_Aim_:
In full and without alteration, repeat the material.

_Listed records_:
▼

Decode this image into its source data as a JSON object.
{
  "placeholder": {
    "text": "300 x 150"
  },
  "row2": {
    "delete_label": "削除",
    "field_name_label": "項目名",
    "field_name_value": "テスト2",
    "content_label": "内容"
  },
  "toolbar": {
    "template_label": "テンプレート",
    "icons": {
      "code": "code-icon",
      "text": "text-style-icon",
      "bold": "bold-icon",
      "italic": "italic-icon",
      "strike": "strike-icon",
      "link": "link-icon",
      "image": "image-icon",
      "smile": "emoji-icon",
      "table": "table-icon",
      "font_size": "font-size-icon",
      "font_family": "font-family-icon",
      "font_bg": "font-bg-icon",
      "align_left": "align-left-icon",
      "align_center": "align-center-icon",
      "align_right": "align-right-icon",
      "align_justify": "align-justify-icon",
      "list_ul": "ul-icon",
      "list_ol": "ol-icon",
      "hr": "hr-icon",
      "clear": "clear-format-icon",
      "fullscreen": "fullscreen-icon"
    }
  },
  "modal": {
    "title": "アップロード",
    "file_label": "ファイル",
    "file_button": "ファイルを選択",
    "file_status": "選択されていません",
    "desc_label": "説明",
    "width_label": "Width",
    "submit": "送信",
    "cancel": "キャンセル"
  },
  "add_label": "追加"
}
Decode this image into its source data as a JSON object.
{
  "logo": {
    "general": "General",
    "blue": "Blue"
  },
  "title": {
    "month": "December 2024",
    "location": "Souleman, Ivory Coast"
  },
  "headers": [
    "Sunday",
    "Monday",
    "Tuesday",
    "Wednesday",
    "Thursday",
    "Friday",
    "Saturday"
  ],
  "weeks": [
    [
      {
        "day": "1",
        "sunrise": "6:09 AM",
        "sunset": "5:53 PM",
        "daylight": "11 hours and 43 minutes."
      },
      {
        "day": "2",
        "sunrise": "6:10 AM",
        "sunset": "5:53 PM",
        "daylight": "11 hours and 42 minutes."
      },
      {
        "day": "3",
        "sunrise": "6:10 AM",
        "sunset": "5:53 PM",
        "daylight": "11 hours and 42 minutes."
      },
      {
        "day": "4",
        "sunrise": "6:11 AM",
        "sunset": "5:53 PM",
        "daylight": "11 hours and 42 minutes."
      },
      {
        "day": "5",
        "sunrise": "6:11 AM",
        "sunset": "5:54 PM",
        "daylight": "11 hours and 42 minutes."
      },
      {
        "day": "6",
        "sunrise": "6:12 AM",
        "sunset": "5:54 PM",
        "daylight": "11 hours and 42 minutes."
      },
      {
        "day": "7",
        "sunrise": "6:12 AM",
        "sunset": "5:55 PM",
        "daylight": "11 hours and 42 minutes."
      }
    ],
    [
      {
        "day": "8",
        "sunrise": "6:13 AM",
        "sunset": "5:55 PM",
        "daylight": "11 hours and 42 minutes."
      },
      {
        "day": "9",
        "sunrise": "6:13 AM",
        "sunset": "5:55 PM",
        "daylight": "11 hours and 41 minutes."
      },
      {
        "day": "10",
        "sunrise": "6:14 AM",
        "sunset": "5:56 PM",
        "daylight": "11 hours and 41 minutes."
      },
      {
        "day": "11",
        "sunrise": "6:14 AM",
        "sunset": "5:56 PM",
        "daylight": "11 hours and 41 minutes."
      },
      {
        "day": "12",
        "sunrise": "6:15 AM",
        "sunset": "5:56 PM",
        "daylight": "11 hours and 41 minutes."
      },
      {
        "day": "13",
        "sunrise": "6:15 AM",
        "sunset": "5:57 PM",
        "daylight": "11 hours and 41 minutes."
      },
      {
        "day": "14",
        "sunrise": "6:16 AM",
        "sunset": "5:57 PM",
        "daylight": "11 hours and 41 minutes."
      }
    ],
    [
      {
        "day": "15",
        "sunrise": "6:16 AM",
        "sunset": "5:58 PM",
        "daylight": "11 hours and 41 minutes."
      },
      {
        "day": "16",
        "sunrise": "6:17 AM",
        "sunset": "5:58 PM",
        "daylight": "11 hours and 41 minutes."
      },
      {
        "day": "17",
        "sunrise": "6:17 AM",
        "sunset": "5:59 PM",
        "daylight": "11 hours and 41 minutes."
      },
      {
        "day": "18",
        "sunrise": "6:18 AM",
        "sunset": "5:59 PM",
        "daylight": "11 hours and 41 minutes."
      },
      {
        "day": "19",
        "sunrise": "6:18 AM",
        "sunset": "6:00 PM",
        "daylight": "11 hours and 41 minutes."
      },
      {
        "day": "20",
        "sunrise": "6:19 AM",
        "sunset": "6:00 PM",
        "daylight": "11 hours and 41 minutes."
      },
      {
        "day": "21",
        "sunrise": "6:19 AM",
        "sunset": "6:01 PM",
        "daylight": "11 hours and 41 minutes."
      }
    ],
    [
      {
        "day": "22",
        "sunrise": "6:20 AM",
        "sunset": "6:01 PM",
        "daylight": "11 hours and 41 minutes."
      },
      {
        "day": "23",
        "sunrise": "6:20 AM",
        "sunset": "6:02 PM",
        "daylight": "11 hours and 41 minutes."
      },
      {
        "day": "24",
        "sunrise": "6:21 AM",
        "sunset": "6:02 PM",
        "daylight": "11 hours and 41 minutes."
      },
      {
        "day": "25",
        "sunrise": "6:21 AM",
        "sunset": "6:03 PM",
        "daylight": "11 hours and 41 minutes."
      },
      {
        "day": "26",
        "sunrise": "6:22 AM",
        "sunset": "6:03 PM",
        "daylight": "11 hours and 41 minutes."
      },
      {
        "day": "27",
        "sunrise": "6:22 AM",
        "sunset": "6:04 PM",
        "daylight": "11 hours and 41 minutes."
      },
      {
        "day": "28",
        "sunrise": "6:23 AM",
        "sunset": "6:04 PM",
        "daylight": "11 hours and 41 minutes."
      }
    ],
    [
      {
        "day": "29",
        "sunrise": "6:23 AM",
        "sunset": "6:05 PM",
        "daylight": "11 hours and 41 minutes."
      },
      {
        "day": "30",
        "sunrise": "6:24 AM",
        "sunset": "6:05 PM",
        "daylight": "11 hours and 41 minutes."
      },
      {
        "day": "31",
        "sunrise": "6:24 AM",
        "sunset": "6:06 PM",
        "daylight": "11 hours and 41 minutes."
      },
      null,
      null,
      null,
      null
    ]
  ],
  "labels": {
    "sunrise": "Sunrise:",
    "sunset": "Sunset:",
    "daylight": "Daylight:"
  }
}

▲

_In response_:
Decode this image into its source data as a JSON object.
{
  "placeholder": {
    "text": "300 x 150"
  },
  "row2": {
    "delete_label": "削除",
    "field_name_label": "項目名",
    "field_name_value": "テスト2",
    "content_label": "内容"
  },
  "toolbar": {
    "template_label": "テンプレート",
    "icons": {
      "code": "code-icon",
      "text": "text-style-icon",
      "bold": "bold-icon",
      "italic": "italic-icon",
      "strike": "strike-icon",
      "link": "link-icon",
      "image": "image-icon",
      "smile": "emoji-icon",
      "table": "table-icon",
      "font_size": "font-size-icon",
      "font_family": "font-family-icon",
      "font_bg": "font-bg-icon",
      "align_left": "align-left-icon",
      "align_center": "align-center-icon",
      "align_right": "align-right-icon",
      "align_justify": "align-justify-icon",
      "list_ul": "ul-icon",
      "list_ol": "ol-icon",
      "hr": "hr-icon",
      "clear": "clear-format-icon",
      "fullscreen": "fullscreen-icon"
    }
  },
  "modal": {
    "title": "アップロード",
    "file_label": "ファイル",
    "file_button": "ファイルを選択",
    "file_status": "選択されていません",
    "desc_label": "説明",
    "width_label": "Width",
    "submit": "送信",
    "cancel": "キャンセル"
  },
  "add_label": "追加"
}
Decode this image into its source data as a JSON object.
{
  "logo": {
    "general": "General",
    "blue": "Blue"
  },
  "title": {
    "month": "December 2024",
    "location": "Souleman, Ivory Coast"
  },
  "headers": [
    "Sunday",
    "Monday",
    "Tuesday",
    "Wednesday",
    "Thursday",
    "Friday",
    "Saturday"
  ],
  "weeks": [
    [
      {
        "day": "1",
        "sunrise": "6:09 AM",
        "sunset": "5:53 PM",
        "daylight": "11 hours and 43 minutes."
      },
      {
        "day": "2",
        "sunrise": "6:10 AM",
        "sunset": "5:53 PM",
        "daylight": "11 hours and 42 minutes."
      },
      {
        "day": "3",
        "sunrise": "6:10 AM",
        "sunset": "5:53 PM",
        "daylight": "11 hours and 42 minutes."
      },
      {
        "day": "4",
        "sunrise": "6:11 AM",
        "sunset": "5:53 PM",
        "daylight": "11 hours and 42 minutes."
      },
      {
        "day": "5",
        "sunrise": "6:11 AM",
        "sunset": "5:54 PM",
        "daylight": "11 hours and 42 minutes."
      },
      {
        "day": "6",
        "sunrise": "6:12 AM",
        "sunset": "5:54 PM",
        "daylight": "11 hours and 42 minutes."
      },
      {
        "day": "7",
        "sunrise": "6:12 AM",
        "sunset": "5:55 PM",
        "daylight": "11 hours and 42 minutes."
      }
    ],
    [
      {
        "day": "8",
        "sunrise": "6:13 AM",
        "sunset": "5:55 PM",
        "daylight": "11 hours and 42 minutes."
      },
      {
        "day": "9",
        "sunrise": "6:13 AM",
        "sunset": "5:55 PM",
        "daylight": "11 hours and 41 minutes."
      },
      {
        "day": "10",
        "sunrise": "6:14 AM",
        "sunset": "5:56 PM",
        "daylight": "11 hours and 41 minutes."
      },
      {
        "day": "11",
        "sunrise": "6:14 AM",
        "sunset": "5:56 PM",
        "daylight": "11 hours and 41 minutes."
      },
      {
        "day": "12",
        "sunrise": "6:15 AM",
        "sunset": "5:56 PM",
        "daylight": "11 hours and 41 minutes."
      },
      {
        "day": "13",
        "sunrise": "6:15 AM",
        "sunset": "5:57 PM",
        "daylight": "11 hours and 41 minutes."
      },
      {
        "day": "14",
        "sunrise": "6:16 AM",
        "sunset": "5:57 PM",
        "daylight": "11 hours and 41 minutes."
      }
    ],
    [
      {
        "day": "15",
        "sunrise": "6:16 AM",
        "sunset": "5:58 PM",
        "daylight": "11 hours and 41 minutes."
      },
      {
        "day": "16",
        "sunrise": "6:17 AM",
        "sunset": "5:58 PM",
        "daylight": "11 hours and 41 minutes."
      },
      {
        "day": "17",
        "sunrise": "6:17 AM",
        "sunset": "5:59 PM",
        "daylight": "11 hours and 41 minutes."
      },
      {
        "day": "18",
        "sunrise": "6:18 AM",
        "sunset": "5:59 PM",
        "daylight": "11 hours and 41 minutes."
      },
      {
        "day": "19",
        "sunrise": "6:18 AM",
        "sunset": "6:00 PM",
        "daylight": "11 hours and 41 minutes."
      },
      {
        "day": "20",
        "sunrise": "6:19 AM",
        "sunset": "6:00 PM",
        "daylight": "11 hours and 41 minutes."
      },
      {
        "day": "21",
        "sunrise": "6:19 AM",
        "sunset": "6:01 PM",
        "daylight": "11 hours and 41 minutes."
      }
    ],
    [
      {
        "day": "22",
        "sunrise": "6:20 AM",
        "sunset": "6:01 PM",
        "daylight": "11 hours and 41 minutes."
      },
      {
        "day": "23",
        "sunrise": "6:20 AM",
        "sunset": "6:02 PM",
        "daylight": "11 hours and 41 minutes."
      },
      {
        "day": "24",
        "sunrise": "6:21 AM",
        "sunset": "6:02 PM",
        "daylight": "11 hours and 41 minutes."
      },
      {
        "day": "25",
        "sunrise": "6:21 AM",
        "sunset": "6:03 PM",
        "daylight": "11 hours and 41 minutes."
      },
      {
        "day": "26",
        "sunrise": "6:22 AM",
        "sunset": "6:03 PM",
        "daylight": "11 hours and 41 minutes."
      },
      {
        "day": "27",
        "sunrise": "6:22 AM",
        "sunset": "6:04 PM",
        "daylight": "11 hours and 41 minutes."
      },
      {
        "day": "28",
        "sunrise": "6:23 AM",
        "sunset": "6:04 PM",
        "daylight": "11 hours and 41 minutes."
      }
    ],
    [
      {
        "day": "29",
        "sunrise": "6:23 AM",
        "sunset": "6:05 PM",
        "daylight": "11 hours and 41 minutes."
      },
      {
        "day": "30",
        "sunrise": "6:24 AM",
        "sunset": "6:05 PM",
        "daylight": "11 hours and 41 minutes."
      },
      {
        "day": "31",
        "sunrise": "6:24 AM",
        "sunset": "6:06 PM",
        "daylight": "11 hours and 41 minutes."
      },
      null,
      null,
      null,
      null
    ]
  ],
  "labels": {
    "sunrise": "Sunrise:",
    "sunset": "Sunset:",
    "daylight": "Daylight:"
  }
}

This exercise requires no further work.